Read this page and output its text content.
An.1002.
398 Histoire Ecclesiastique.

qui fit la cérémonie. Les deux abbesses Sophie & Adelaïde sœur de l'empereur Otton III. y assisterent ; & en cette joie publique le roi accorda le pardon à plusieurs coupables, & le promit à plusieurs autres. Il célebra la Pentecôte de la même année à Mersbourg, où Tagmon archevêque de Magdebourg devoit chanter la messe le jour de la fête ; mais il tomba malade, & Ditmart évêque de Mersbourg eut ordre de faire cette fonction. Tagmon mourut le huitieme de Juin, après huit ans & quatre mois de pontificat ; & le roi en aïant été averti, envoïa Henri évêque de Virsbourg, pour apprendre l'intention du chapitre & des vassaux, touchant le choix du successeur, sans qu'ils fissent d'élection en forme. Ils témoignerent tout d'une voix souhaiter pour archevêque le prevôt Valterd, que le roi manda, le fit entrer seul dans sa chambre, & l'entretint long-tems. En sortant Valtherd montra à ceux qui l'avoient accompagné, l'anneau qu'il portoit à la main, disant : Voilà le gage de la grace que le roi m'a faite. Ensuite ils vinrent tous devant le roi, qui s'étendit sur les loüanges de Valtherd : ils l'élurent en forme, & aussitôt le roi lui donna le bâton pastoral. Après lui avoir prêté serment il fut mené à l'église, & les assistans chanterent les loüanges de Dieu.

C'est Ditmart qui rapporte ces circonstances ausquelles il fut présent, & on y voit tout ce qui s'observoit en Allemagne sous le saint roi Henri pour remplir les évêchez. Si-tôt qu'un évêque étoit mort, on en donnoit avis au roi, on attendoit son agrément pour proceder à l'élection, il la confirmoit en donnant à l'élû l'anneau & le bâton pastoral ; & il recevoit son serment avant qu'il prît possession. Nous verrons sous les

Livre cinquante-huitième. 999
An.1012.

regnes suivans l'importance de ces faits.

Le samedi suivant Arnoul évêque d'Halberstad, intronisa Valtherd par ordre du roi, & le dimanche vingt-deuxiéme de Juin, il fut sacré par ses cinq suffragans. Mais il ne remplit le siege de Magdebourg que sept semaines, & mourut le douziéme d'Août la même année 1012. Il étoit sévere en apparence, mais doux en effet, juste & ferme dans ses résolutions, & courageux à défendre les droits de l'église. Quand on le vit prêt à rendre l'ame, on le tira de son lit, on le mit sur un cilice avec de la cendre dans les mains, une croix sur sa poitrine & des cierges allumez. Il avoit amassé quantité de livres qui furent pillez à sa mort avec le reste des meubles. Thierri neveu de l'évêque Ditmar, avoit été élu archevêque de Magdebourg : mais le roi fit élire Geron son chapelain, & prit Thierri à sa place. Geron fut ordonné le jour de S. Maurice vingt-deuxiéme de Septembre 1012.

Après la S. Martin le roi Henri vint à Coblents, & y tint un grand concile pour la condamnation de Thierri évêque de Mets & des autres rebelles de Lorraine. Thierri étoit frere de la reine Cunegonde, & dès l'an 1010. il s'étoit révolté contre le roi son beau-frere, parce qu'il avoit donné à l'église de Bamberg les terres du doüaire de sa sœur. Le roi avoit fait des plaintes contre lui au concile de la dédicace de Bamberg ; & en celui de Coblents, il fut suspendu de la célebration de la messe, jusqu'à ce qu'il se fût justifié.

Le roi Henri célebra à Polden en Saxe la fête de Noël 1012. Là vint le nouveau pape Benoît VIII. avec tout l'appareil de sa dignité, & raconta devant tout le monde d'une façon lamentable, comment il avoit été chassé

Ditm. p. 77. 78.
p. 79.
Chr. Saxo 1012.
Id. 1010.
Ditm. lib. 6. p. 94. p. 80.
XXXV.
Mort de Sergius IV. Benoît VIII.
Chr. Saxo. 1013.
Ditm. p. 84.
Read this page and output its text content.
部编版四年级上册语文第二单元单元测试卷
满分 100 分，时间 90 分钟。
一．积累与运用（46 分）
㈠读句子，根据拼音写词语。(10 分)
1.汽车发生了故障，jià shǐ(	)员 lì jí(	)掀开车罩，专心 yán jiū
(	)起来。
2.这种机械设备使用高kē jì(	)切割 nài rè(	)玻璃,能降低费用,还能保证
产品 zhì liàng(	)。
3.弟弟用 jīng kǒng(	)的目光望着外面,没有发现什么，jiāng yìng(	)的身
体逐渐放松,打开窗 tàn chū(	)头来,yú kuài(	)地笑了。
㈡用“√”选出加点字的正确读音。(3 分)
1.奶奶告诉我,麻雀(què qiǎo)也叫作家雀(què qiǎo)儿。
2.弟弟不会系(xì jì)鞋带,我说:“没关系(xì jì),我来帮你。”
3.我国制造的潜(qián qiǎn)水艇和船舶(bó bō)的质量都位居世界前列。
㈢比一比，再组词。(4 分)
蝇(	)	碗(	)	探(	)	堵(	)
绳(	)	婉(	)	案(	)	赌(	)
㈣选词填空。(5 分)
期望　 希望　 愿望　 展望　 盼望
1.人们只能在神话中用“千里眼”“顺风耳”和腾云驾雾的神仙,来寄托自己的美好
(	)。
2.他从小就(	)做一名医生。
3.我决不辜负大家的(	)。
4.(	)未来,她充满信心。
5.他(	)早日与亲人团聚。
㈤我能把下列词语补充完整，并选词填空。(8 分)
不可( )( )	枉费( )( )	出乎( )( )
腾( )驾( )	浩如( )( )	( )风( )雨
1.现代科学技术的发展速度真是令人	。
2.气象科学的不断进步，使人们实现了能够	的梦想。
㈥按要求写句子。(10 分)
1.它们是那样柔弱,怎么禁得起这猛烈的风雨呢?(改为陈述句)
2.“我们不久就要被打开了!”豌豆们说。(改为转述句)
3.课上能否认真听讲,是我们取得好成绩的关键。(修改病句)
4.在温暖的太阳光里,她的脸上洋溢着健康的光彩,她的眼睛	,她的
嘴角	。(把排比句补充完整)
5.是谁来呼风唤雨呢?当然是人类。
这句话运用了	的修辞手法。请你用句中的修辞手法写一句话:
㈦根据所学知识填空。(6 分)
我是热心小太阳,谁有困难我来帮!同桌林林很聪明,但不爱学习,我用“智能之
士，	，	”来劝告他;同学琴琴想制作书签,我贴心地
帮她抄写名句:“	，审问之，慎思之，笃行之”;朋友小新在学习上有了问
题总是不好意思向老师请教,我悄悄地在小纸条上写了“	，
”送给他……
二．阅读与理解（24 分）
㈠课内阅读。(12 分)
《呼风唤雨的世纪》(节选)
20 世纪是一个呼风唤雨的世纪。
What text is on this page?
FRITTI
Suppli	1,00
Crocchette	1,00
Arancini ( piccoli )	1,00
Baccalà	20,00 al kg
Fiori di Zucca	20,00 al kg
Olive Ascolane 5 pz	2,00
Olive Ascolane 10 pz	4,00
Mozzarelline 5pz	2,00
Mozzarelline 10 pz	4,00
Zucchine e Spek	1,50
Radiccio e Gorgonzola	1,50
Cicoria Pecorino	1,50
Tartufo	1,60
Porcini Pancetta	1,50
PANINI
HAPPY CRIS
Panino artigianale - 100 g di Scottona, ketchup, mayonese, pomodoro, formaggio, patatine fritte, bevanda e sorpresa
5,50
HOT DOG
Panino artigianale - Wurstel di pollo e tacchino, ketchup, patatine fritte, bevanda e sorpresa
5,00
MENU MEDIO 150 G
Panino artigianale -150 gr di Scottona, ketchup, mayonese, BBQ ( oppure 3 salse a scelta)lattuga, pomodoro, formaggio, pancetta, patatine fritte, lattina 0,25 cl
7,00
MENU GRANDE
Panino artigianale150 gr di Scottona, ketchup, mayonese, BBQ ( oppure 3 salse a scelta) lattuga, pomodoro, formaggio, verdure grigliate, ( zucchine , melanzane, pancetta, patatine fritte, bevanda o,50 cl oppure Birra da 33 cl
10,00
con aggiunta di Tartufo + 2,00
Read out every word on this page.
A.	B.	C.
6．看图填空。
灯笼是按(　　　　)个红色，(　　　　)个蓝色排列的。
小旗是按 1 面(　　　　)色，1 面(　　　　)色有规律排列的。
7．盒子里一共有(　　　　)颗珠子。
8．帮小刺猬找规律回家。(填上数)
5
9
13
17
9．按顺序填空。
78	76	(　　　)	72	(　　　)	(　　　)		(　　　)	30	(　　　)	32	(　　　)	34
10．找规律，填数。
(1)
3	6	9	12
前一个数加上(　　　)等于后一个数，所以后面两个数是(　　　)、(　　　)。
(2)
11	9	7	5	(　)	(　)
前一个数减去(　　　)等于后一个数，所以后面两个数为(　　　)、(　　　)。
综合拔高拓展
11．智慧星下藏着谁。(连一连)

STATED TASK
Give the number of lines above that hold the word "pomodoro", and nothing more.

ANSWER TO THE EXERCISE
3